What is asked: Retype the complete listing exactly as it appears.

Collection entries
● ● ●
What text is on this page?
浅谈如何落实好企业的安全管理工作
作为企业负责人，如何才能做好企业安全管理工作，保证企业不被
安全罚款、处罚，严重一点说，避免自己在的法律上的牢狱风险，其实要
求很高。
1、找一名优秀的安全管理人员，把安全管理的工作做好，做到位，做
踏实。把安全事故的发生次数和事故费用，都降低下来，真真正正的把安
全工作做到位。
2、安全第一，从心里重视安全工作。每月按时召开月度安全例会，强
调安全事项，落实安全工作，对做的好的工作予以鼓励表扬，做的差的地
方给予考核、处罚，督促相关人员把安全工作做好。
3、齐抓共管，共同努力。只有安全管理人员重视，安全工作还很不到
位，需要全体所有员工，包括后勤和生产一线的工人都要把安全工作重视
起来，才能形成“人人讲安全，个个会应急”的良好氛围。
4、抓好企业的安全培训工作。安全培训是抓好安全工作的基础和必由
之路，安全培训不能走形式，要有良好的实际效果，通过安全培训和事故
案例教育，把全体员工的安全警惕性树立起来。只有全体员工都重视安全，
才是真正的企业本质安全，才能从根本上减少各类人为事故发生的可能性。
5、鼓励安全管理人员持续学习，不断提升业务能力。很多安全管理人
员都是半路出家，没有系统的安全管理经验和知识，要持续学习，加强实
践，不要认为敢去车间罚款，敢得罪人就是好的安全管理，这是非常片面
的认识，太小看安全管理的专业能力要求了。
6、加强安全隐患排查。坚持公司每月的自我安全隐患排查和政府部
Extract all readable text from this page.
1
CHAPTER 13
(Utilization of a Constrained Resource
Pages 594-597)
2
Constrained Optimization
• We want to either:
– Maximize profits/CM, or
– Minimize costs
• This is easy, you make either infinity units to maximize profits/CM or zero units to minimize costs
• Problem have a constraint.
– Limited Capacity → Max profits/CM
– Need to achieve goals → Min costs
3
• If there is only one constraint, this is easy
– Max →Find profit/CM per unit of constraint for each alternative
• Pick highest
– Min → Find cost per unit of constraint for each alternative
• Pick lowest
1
● ● ●
Exercise response:
What text is on this page?
浅谈如何落实好企业的安全管理工作
作为企业负责人，如何才能做好企业安全管理工作，保证企业不被
安全罚款、处罚，严重一点说，避免自己在的法律上的牢狱风险，其实要
求很高。
1、找一名优秀的安全管理人员，把安全管理的工作做好，做到位，做
踏实。把安全事故的发生次数和事故费用，都降低下来，真真正正的把安
全工作做到位。
2、安全第一，从心里重视安全工作。每月按时召开月度安全例会，强
调安全事项，落实安全工作，对做的好的工作予以鼓励表扬，做的差的地
方给予考核、处罚，督促相关人员把安全工作做好。
3、齐抓共管，共同努力。只有安全管理人员重视，安全工作还很不到
位，需要全体所有员工，包括后勤和生产一线的工人都要把安全工作重视
起来，才能形成“人人讲安全，个个会应急”的良好氛围。
4、抓好企业的安全培训工作。安全培训是抓好安全工作的基础和必由
之路，安全培训不能走形式，要有良好的实际效果，通过安全培训和事故
案例教育，把全体员工的安全警惕性树立起来。只有全体员工都重视安全，
才是真正的企业本质安全，才能从根本上减少各类人为事故发生的可能性。
5、鼓励安全管理人员持续学习，不断提升业务能力。很多安全管理人
员都是半路出家，没有系统的安全管理经验和知识，要持续学习，加强实
践，不要认为敢去车间罚款，敢得罪人就是好的安全管理，这是非常片面
的认识，太小看安全管理的专业能力要求了。
6、加强安全隐患排查。坚持公司每月的自我安全隐患排查和政府部
Extract all readable text from this page.
1
CHAPTER 13
(Utilization of a Constrained Resource
Pages 594-597)
2
Constrained Optimization
• We want to either:
– Maximize profits/CM, or
– Minimize costs
• This is easy, you make either infinity units to maximize profits/CM or zero units to minimize costs
• Problem have a constraint.
– Limited Capacity → Max profits/CM
– Need to achieve goals → Min costs
3
• If there is only one constraint, this is easy
– Max →Find profit/CM per unit of constraint for each alternative
• Pick highest
– Min → Find cost per unit of constraint for each alternative
• Pick lowest
1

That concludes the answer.